** Start Data to use **

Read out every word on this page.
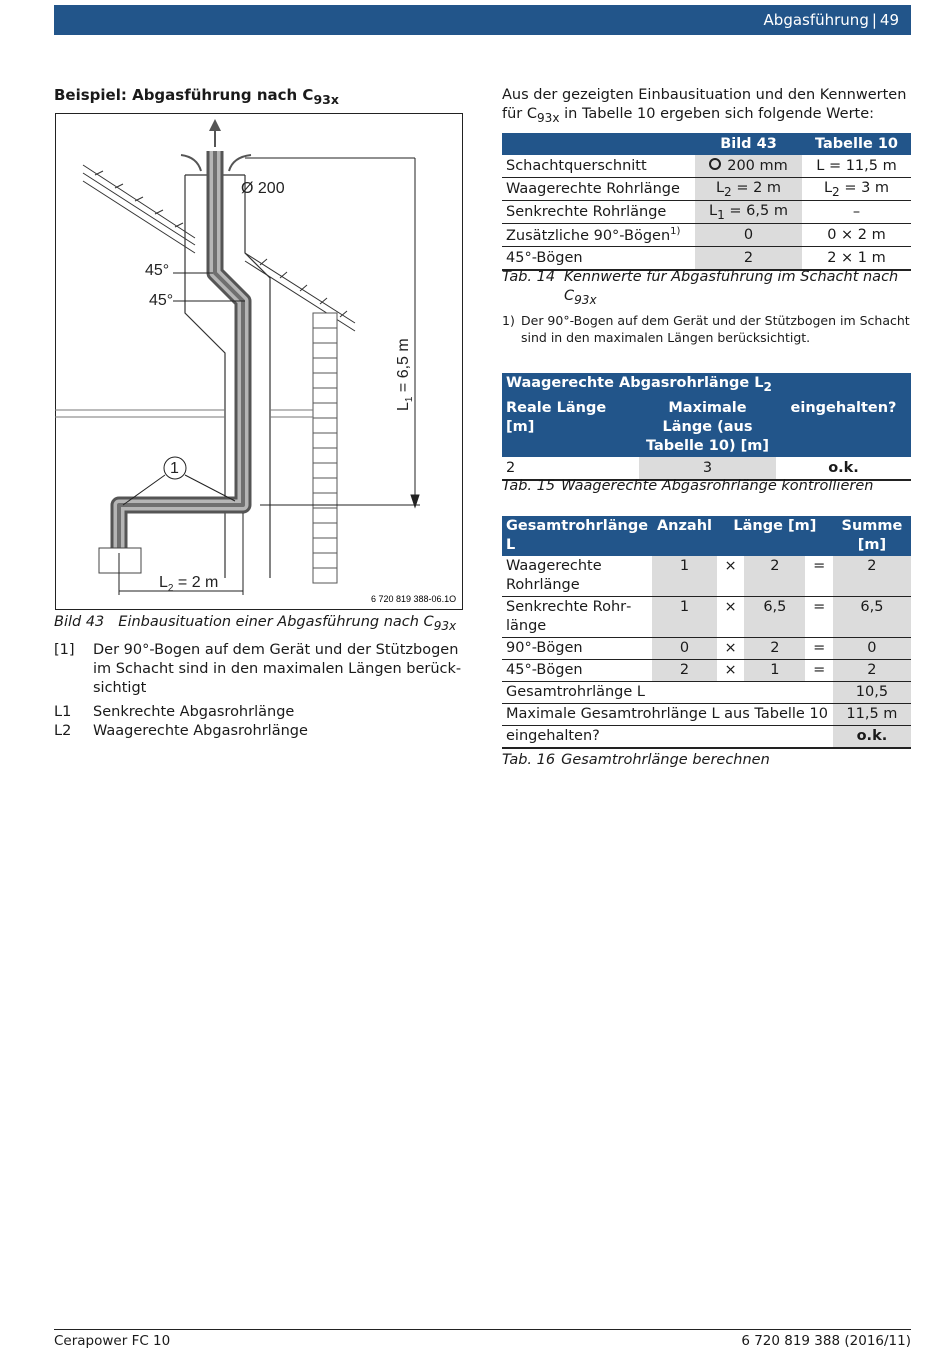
Abgasführung | 49
Beispiel: Abgasführung nach $C_{93x}$
Ø 200
45°
45°
1
$L_1 = 6,5$ m
$L_2 = 2$ m
6 720 819 388-06.1O
Bild 43 Einbausituation einer Abgasführung nach $C_{93x}$
[1] Der 90°-Bogen auf dem Gerät und der Stützbogen im Schacht sind in den maximalen Längen berücksichtigt
L1 Senkrechte Abgasrohrlänge
L2 Waagerechte Abgasrohrlänge
Aus der gezeigten Einbausituation und den Kennwerten
für $C_{93x}$ in Tabelle 10 ergeben sich folgende Werte:
	Bild 43	Tabelle 10
Schachtquerschnitt	200 mm	L = 11,5 m
Waagerechte Rohrlänge	$L_2 = 2$ m	$L_2 = 3$ m
Senkrechte Rohrlänge	$L_1 = 6,5$ m	–
Zusätzliche 90°-Bögen$^{1)}$	0	0 × 2 m
45°-Bögen	2	2 × 1 m
Tab. 14 Kennwerte für Abgasführung im Schacht nach
$C_{93x}$
1) Der 90°-Bogen auf dem Gerät und der Stützbogen im Schacht sind in den maximalen Längen berücksichtigt.
Waagerechte Abgasrohrlänge $L_2$
Reale Länge [m]	Maximale Länge (aus Tabelle 10) [m]	eingehalten?
2	3	o.k.
Tab. 15 Waagerechte Abgasrohrlänge kontrollieren
Gesamtrohrlänge L	Anzahl	Länge [m]			Summe [m]
Waagerechte Rohrlänge	1	×	2	=	2
Senkrechte Rohrlänge	1	×	6,5	=	6,5
90°-Bögen	0	×	2	=	0
45°-Bögen	2	×	1	=	2
Gesamtrohrlänge L					10,5
Maximale Gesamtrohrlänge L aus Tabelle 10					11,5 m
eingehalten?					o.k.
Tab. 16 Gesamtrohrlänge berechnen
Cerapower FC 10	6 720 819 388 (2016/11)
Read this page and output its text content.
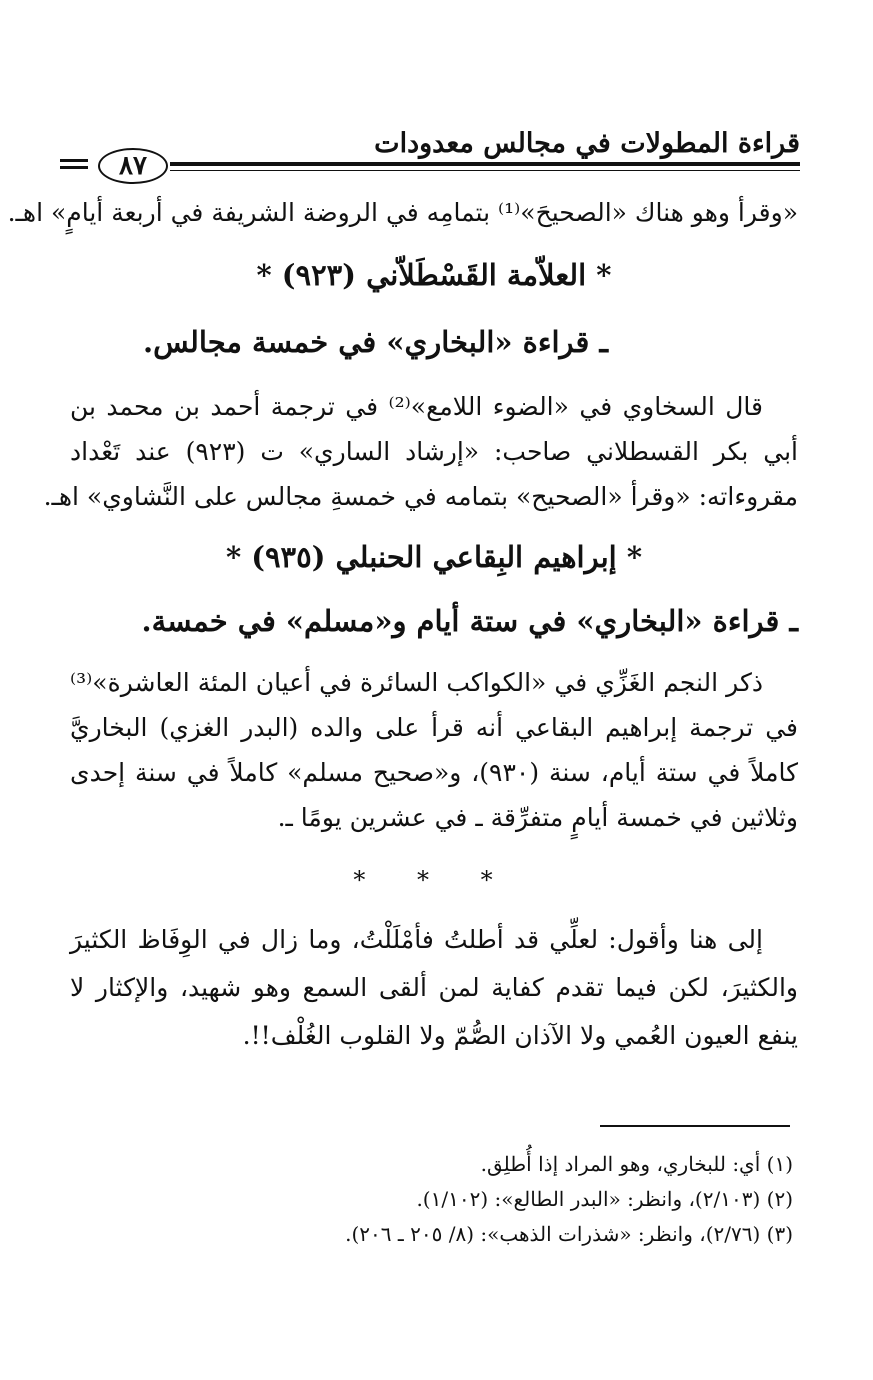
قراءة المطولات في مجالس معدودات
٨٧
«وقرأ وهو هناك «الصحيحَ»⁽¹⁾ بتمامِه في الروضة الشريفة في أربعة أيامٍ» اهـ.
* العلاّمة القَسْطَلاّني (٩٢٣) *
ـ قراءة «البخاري» في خمسة مجالس.
قال السخاوي في «الضوء اللامع»⁽²⁾ في ترجمة أحمد بن محمد بن
أبي بكر القسطلاني صاحب: «إرشاد الساري» ت (٩٢٣) عند تَعْداد
مقروءاته: «وقرأ «الصحيح» بتمامه في خمسةِ مجالس على النَّشاوي» اهـ.
* إبراهيم البِقاعي الحنبلي (٩٣٥) *
ـ قراءة «البخاري» في ستة أيام و«مسلم» في خمسة.
ذكر النجم الغَزِّي في «الكواكب السائرة في أعيان المئة العاشرة»⁽³⁾
في ترجمة إبراهيم البقاعي أنه قرأ على والده (البدر الغزي) البخاريَّ
كاملاً في ستة أيام، سنة (٩٣٠)، و«صحيح مسلم» كاملاً في سنة إحدى
وثلاثين في خمسة أيامٍ متفرِّقة ـ في عشرين يومًا ـ.
* * *
إلى هنا وأقول: لعلِّي قد أطلتُ فأمْلَلْتُ، وما زال في الوِفَاظ الكثيرَ
والكثيرَ، لكن فيما تقدم كفاية لمن ألقى السمع وهو شهيد، والإكثار لا
ينفع العيون العُمي ولا الآذان الصُّمّ ولا القلوب الغُلْف!!.
(١) أي: للبخاري، وهو المراد إذا أُطلِق.
(٢) (٢/١٠٣)، وانظر: «البدر الطالع»: (١/١٠٢).
(٣) (٢/٧٦)، وانظر: «شذرات الذهب»: (٨/ ٢٠٥ ـ ٢٠٦).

** End Data to use **

(Requirement) Locate the word "Tabelle" in the data above. Copy every line carrying it.

(Task output)
für $C_{93x}$ in Tabelle 10 ergeben sich folgende Werte:
	Bild 43	Tabelle 10
Reale Länge [m]	Maximale Länge (aus Tabelle 10) [m]	eingehalten?
Maximale Gesamtrohrlänge L aus Tabelle 10					11,5 m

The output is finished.